Seitenauszug —
* * * * * * *
Doch die Idee für die VTE ging bei den beiden Unternehmen, die bislang nicht im Traktoren-Geschäft aktiv waren, nicht vom Schlepper aus. Vielmehr stand von Anfang an die Optimierung des Arbeitsprozesses im Fokus, erklärten Vertreter beider Unternehmen.
„Seit Jahren sind Isobus und das Tractor Implement Management (TIM) bewährte Schnittstellen, über die Schlepper und Anbaugeräte miteinander kommunizieren“, erklärt Jan Horstmann, Geschäftsführer Konstruktion und Entwicklung bei Krone. „Aber nach wie vor haben wir das Problem, dass einige Traktorenhersteller nicht bereit sind, unseren Maschinen den vollen Zugriff auf ihre Schlepper zu geben“, so Burkhard Sagemüller, Leiter der Entwicklung bei Lemken, weiter.
* * * * * * *
Aufgabenstellung — Führen Sie den Seitenauszug zur VTE von Krone und Lemken im Anschluss an seinen letzten Satz fort.

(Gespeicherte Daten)
* * * * * * *
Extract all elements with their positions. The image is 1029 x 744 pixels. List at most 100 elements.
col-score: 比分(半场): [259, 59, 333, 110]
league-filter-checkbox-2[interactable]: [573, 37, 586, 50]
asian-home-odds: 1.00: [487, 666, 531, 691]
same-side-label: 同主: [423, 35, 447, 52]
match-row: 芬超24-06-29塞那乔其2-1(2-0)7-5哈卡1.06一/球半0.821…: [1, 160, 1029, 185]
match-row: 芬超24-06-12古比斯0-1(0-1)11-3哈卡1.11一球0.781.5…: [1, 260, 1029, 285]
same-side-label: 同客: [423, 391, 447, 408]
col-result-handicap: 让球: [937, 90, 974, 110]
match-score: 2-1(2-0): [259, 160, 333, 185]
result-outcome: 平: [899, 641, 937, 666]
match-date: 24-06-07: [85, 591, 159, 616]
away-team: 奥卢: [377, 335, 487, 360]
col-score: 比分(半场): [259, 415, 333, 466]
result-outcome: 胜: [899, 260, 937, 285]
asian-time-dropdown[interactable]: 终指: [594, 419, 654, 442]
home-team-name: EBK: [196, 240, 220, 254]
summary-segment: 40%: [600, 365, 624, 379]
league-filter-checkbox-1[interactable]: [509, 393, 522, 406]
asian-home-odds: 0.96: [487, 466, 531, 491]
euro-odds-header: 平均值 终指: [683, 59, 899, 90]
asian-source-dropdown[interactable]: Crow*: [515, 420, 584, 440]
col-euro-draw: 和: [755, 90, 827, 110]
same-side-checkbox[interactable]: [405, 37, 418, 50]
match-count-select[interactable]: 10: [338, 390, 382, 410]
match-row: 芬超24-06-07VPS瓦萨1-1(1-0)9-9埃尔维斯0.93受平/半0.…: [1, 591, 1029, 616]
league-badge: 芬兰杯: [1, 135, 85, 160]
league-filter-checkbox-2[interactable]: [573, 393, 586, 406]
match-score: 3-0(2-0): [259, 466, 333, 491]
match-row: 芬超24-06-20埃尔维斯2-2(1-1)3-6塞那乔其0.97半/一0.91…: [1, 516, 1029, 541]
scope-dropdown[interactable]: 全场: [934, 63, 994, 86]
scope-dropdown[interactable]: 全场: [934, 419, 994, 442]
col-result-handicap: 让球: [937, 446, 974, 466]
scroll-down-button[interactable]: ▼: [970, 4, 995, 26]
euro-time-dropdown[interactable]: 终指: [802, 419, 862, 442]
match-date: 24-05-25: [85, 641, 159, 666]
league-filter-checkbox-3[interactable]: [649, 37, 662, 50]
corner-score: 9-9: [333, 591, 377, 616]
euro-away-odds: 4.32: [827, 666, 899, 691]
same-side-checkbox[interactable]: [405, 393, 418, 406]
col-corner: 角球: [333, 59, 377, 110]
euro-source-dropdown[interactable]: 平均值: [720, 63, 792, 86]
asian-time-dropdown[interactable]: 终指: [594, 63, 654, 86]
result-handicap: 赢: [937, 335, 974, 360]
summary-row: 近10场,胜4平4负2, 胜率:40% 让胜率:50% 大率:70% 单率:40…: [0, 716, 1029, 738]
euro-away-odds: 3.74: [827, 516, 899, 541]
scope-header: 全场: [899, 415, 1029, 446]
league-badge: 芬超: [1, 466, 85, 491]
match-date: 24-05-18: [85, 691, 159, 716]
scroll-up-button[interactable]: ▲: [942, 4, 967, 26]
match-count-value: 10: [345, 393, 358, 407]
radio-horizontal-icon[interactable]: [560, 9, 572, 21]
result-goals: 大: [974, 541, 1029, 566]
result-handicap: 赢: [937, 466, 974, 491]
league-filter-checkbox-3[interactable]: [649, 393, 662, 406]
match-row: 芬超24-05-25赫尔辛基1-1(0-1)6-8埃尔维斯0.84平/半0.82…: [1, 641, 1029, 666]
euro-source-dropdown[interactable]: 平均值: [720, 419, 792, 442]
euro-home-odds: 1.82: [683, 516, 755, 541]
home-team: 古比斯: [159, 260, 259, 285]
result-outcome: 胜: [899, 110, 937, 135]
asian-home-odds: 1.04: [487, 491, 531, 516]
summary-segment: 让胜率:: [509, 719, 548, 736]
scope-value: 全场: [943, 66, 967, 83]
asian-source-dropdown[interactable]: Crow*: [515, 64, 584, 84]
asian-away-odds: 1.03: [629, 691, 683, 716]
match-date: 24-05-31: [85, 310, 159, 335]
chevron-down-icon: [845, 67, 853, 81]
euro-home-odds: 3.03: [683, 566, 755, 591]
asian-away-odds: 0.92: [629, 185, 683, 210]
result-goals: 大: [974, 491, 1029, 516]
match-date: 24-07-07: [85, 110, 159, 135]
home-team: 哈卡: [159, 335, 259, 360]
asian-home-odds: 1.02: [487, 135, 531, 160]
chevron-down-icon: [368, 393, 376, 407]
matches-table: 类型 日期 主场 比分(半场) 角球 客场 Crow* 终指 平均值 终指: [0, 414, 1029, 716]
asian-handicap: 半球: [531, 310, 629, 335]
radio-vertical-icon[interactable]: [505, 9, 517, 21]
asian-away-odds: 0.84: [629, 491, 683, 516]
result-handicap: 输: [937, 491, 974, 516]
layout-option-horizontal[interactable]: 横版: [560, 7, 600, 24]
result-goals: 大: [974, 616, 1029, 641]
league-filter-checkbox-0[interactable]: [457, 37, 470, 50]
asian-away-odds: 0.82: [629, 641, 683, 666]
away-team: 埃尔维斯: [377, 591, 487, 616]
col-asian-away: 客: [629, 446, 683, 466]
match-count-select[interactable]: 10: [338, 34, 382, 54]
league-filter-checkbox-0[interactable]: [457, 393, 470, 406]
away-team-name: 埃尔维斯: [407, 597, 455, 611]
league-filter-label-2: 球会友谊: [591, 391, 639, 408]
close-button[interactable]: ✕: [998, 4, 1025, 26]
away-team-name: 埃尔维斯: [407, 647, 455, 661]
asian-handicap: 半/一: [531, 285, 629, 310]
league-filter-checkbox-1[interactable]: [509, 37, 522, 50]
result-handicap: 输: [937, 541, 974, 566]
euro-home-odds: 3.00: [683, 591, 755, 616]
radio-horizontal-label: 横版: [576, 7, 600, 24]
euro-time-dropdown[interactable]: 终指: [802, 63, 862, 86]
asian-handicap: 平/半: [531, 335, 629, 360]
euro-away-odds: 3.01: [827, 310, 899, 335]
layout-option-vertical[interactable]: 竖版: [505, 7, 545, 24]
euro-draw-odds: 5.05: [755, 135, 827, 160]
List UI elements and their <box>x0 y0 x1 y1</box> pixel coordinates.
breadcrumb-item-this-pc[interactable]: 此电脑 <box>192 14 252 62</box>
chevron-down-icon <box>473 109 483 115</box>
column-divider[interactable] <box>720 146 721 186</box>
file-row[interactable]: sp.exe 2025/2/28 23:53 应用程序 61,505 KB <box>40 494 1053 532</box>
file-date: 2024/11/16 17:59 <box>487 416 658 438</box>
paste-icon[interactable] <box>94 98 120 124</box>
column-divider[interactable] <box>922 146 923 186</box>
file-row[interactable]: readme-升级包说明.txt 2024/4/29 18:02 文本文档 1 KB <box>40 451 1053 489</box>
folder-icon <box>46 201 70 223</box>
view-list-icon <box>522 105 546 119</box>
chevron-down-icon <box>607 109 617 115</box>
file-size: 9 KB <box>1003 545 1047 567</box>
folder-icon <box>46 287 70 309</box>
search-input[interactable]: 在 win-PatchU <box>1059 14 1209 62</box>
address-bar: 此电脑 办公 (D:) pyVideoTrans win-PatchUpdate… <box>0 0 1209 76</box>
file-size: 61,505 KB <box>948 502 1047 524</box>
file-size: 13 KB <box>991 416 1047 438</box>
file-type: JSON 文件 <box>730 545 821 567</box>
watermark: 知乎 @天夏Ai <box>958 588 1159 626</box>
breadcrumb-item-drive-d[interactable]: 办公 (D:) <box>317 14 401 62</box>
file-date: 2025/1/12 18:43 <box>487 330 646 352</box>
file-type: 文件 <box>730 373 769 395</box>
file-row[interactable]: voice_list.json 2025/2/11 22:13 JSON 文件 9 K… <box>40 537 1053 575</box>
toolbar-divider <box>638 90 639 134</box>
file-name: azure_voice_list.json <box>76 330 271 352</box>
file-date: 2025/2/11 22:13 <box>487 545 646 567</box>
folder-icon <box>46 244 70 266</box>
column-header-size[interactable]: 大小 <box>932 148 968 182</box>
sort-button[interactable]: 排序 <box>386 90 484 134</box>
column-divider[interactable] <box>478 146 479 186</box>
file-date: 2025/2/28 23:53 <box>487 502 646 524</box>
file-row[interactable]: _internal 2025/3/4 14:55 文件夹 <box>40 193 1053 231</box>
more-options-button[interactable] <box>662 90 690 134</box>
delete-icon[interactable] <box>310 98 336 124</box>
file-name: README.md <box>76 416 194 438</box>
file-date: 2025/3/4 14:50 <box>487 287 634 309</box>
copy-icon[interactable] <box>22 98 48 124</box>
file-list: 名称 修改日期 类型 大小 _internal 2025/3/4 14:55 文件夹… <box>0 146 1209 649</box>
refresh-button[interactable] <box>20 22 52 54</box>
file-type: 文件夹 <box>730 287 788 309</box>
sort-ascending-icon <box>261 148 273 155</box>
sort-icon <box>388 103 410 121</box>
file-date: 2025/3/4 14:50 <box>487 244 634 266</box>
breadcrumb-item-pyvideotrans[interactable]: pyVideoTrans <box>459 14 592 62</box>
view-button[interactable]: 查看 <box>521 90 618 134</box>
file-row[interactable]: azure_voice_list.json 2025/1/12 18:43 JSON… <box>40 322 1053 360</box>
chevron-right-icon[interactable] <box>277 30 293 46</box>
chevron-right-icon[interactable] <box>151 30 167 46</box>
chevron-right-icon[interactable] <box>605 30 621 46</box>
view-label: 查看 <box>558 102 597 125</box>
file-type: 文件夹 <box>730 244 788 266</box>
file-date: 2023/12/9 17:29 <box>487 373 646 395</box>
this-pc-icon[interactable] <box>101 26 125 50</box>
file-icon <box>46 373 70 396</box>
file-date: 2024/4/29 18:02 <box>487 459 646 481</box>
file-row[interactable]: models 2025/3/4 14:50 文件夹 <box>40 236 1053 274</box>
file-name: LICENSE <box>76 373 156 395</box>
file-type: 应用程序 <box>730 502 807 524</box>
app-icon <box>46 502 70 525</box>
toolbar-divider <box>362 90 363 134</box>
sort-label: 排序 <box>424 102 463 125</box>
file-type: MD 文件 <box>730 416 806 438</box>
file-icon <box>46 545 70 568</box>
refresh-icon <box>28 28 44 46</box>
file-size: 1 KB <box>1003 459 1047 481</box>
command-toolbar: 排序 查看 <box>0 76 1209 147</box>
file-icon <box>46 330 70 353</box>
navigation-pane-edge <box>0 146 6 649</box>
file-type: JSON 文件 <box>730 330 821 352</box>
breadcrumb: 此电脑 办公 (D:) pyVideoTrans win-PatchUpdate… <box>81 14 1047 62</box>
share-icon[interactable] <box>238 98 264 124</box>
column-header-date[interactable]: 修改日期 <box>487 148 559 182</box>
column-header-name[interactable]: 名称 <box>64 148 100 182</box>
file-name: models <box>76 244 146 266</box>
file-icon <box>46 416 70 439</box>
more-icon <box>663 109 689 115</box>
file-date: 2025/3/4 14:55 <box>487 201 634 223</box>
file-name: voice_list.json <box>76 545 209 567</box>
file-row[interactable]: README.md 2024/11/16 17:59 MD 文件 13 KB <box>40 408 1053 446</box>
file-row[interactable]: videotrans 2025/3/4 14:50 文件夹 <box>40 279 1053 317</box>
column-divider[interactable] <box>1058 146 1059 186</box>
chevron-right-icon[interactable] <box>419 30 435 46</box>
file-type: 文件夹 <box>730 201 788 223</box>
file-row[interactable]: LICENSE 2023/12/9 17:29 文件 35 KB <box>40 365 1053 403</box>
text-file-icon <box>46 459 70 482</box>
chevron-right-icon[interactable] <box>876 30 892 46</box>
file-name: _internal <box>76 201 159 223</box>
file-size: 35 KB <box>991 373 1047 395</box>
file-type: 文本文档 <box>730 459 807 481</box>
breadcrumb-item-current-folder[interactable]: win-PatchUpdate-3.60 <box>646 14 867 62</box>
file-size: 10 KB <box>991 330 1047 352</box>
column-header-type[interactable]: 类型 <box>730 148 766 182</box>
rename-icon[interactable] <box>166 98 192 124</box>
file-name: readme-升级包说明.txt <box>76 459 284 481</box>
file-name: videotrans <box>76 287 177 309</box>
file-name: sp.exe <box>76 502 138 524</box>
* * * * * * *
Lösung —
Den Zugriff auf den Schlepper benötigen die Unternehmen jedoch, um ihren Anspruch, die bestmögliche Qualität des Arbeitsprozesses wieder in den Fokus zu rücken, erreichen zu können. Damit können Anbaugeräte z. B. die Zapfwellendrehzahl oder die Geschwindigkeit des Schleppers bestimmen, um Verschleiß und Kraftstoffbedarf zu optimieren.
Die Maschine
Aktuell befindet sich die VTE in der zweiten Generation, von der die Unternehmen zwei Modelle gebaut haben – eins in Blau und eins in Grün.
Die Maschine schöpft ihre Kraft aus einem 170 kW/230 PS starken MTU-Motor, der die Leistung auf Elektromotoren weitergibt. Diese sorgen wiederum für den Achs- und Zapfwellenantrieb. Mit vier Reifen der Dimension 650/65 R38 überträgt die VTE seine Kraft auf den Boden. In der zweiten Generation steht nur ein Hubwerk zur Verfügung, aber die Maschine lässt sich im Zug- oder Schubbetrieb fahren.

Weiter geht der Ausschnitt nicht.